> **Task goal**:
Here are some entries. Print them exactly as they are.

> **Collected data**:

━━━━━━━━

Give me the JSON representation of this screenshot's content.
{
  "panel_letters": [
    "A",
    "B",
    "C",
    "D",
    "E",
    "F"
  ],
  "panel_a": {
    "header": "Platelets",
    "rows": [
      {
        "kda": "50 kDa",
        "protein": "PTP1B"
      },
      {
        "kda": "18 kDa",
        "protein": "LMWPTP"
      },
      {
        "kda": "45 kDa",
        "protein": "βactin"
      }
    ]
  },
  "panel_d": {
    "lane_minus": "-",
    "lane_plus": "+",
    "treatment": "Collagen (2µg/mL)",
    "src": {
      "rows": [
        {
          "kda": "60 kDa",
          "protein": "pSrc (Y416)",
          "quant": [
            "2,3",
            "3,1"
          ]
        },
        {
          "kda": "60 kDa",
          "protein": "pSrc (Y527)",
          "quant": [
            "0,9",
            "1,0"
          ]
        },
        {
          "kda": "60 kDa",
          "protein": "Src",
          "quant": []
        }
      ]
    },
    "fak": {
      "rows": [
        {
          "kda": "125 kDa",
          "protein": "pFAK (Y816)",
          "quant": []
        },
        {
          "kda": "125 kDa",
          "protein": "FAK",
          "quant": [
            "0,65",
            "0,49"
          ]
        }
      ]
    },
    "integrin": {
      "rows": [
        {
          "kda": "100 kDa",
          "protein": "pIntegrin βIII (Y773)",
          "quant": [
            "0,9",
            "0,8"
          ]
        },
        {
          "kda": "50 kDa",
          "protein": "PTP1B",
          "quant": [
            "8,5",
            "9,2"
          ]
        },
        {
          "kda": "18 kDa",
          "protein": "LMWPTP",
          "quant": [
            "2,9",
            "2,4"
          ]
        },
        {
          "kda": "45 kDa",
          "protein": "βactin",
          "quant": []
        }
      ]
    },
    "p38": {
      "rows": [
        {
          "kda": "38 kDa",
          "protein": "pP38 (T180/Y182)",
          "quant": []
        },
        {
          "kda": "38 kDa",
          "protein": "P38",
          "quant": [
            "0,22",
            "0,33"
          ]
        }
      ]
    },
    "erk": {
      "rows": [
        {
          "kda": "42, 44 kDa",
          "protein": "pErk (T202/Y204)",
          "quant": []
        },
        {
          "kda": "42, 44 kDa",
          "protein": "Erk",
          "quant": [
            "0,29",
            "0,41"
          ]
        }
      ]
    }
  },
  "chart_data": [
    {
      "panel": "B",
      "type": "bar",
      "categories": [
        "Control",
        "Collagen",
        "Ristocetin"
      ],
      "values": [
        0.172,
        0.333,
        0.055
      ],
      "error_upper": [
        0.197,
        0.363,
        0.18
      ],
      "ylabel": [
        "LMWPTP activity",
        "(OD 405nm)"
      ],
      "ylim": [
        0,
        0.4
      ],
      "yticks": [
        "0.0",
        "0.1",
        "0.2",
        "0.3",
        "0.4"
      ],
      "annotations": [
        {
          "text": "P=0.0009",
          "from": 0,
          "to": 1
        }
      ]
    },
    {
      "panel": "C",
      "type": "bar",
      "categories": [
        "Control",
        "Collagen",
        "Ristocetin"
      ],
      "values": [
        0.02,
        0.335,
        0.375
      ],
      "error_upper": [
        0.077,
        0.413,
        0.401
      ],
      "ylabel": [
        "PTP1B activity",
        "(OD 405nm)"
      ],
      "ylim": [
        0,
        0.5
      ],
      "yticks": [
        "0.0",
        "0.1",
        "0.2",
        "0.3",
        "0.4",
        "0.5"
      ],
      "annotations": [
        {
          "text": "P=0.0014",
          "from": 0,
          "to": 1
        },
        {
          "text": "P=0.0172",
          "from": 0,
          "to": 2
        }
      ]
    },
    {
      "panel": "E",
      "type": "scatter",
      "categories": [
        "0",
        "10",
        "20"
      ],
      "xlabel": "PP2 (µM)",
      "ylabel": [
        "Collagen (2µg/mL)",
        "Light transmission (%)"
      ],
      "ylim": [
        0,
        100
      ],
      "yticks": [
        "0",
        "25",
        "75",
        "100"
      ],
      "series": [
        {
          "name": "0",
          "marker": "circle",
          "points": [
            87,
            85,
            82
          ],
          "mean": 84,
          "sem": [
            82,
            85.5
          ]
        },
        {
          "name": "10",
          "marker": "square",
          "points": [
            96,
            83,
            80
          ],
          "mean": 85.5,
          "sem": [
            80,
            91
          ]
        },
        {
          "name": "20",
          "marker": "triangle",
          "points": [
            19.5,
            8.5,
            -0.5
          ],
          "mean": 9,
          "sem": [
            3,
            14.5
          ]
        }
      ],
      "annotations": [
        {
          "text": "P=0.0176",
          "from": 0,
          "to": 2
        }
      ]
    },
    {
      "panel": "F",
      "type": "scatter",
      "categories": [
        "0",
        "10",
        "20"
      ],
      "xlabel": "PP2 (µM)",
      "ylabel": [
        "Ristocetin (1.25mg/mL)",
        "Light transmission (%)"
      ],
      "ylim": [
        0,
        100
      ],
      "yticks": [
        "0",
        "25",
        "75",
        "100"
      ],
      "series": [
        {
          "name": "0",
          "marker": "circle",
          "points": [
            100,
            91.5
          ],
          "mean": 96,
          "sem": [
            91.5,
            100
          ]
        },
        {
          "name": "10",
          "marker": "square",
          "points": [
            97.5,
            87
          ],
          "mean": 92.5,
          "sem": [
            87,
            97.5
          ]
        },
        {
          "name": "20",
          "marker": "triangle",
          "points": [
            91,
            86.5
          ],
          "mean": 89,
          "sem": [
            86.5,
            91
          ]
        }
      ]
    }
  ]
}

━━━━━━━━

> **Response area**:
Give me the JSON representation of this screenshot's content.
{
  "panel_letters": [
    "A",
    "B",
    "C",
    "D",
    "E",
    "F"
  ],
  "panel_a": {
    "header": "Platelets",
    "rows": [
      {
        "kda": "50 kDa",
        "protein": "PTP1B"
      },
      {
        "kda": "18 kDa",
        "protein": "LMWPTP"
      },
      {
        "kda": "45 kDa",
        "protein": "βactin"
      }
    ]
  },
  "panel_d": {
    "lane_minus": "-",
    "lane_plus": "+",
    "treatment": "Collagen (2µg/mL)",
    "src": {
      "rows": [
        {
          "kda": "60 kDa",
          "protein": "pSrc (Y416)",
          "quant": [
            "2,3",
            "3,1"
          ]
        },
        {
          "kda": "60 kDa",
          "protein": "pSrc (Y527)",
          "quant": [
            "0,9",
            "1,0"
          ]
        },
        {
          "kda": "60 kDa",
          "protein": "Src",
          "quant": []
        }
      ]
    },
    "fak": {
      "rows": [
        {
          "kda": "125 kDa",
          "protein": "pFAK (Y816)",
          "quant": []
        },
        {
          "kda": "125 kDa",
          "protein": "FAK",
          "quant": [
            "0,65",
            "0,49"
          ]
        }
      ]
    },
    "integrin": {
      "rows": [
        {
          "kda": "100 kDa",
          "protein": "pIntegrin βIII (Y773)",
          "quant": [
            "0,9",
            "0,8"
          ]
        },
        {
          "kda": "50 kDa",
          "protein": "PTP1B",
          "quant": [
            "8,5",
            "9,2"
          ]
        },
        {
          "kda": "18 kDa",
          "protein": "LMWPTP",
          "quant": [
            "2,9",
            "2,4"
          ]
        },
        {
          "kda": "45 kDa",
          "protein": "βactin",
          "quant": []
        }
      ]
    },
    "p38": {
      "rows": [
        {
          "kda": "38 kDa",
          "protein": "pP38 (T180/Y182)",
          "quant": []
        },
        {
          "kda": "38 kDa",
          "protein": "P38",
          "quant": [
            "0,22",
            "0,33"
          ]
        }
      ]
    },
    "erk": {
      "rows": [
        {
          "kda": "42, 44 kDa",
          "protein": "pErk (T202/Y204)",
          "quant": []
        },
        {
          "kda": "42, 44 kDa",
          "protein": "Erk",
          "quant": [
            "0,29",
            "0,41"
          ]
        }
      ]
    }
  },
  "chart_data": [
    {
      "panel": "B",
      "type": "bar",
      "categories": [
        "Control",
        "Collagen",
        "Ristocetin"
      ],
      "values": [
        0.172,
        0.333,
        0.055
      ],
      "error_upper": [
        0.197,
        0.363,
        0.18
      ],
      "ylabel": [
        "LMWPTP activity",
        "(OD 405nm)"
      ],
      "ylim": [
        0,
        0.4
      ],
      "yticks": [
        "0.0",
        "0.1",
        "0.2",
        "0.3",
        "0.4"
      ],
      "annotations": [
        {
          "text": "P=0.0009",
          "from": 0,
          "to": 1
        }
      ]
    },
    {
      "panel": "C",
      "type": "bar",
      "categories": [
        "Control",
        "Collagen",
        "Ristocetin"
      ],
      "values": [
        0.02,
        0.335,
        0.375
      ],
      "error_upper": [
        0.077,
        0.413,
        0.401
      ],
      "ylabel": [
        "PTP1B activity",
        "(OD 405nm)"
      ],
      "ylim": [
        0,
        0.5
      ],
      "yticks": [
        "0.0",
        "0.1",
        "0.2",
        "0.3",
        "0.4",
        "0.5"
      ],
      "annotations": [
        {
          "text": "P=0.0014",
          "from": 0,
          "to": 1
        },
        {
          "text": "P=0.0172",
          "from": 0,
          "to": 2
        }
      ]
    },
    {
      "panel": "E",
      "type": "scatter",
      "categories": [
        "0",
        "10",
        "20"
      ],
      "xlabel": "PP2 (µM)",
      "ylabel": [
        "Collagen (2µg/mL)",
        "Light transmission (%)"
      ],
      "ylim": [
        0,
        100
      ],
      "yticks": [
        "0",
        "25",
        "75",
        "100"
      ],
      "series": [
        {
          "name": "0",
          "marker": "circle",
          "points": [
            87,
            85,
            82
          ],
          "mean": 84,
          "sem": [
            82,
            85.5
          ]
        },
        {
          "name": "10",
          "marker": "square",
          "points": [
            96,
            83,
            80
          ],
          "mean": 85.5,
          "sem": [
            80,
            91
          ]
        },
        {
          "name": "20",
          "marker": "triangle",
          "points": [
            19.5,
            8.5,
            -0.5
          ],
          "mean": 9,
          "sem": [
            3,
            14.5
          ]
        }
      ],
      "annotations": [
        {
          "text": "P=0.0176",
          "from": 0,
          "to": 2
        }
      ]
    },
    {
      "panel": "F",
      "type": "scatter",
      "categories": [
        "0",
        "10",
        "20"
      ],
      "xlabel": "PP2 (µM)",
      "ylabel": [
        "Ristocetin (1.25mg/mL)",
        "Light transmission (%)"
      ],
      "ylim": [
        0,
        100
      ],
      "yticks": [
        "0",
        "25",
        "75",
        "100"
      ],
      "series": [
        {
          "name": "0",
          "marker": "circle",
          "points": [
            100,
            91.5
          ],
          "mean": 96,
          "sem": [
            91.5,
            100
          ]
        },
        {
          "name": "10",
          "marker": "square",
          "points": [
            97.5,
            87
          ],
          "mean": 92.5,
          "sem": [
            87,
            97.5
          ]
        },
        {
          "name": "20",
          "marker": "triangle",
          "points": [
            91,
            86.5
          ],
          "mean": 89,
          "sem": [
            86.5,
            91
          ]
        }
      ]
    }
  ]
}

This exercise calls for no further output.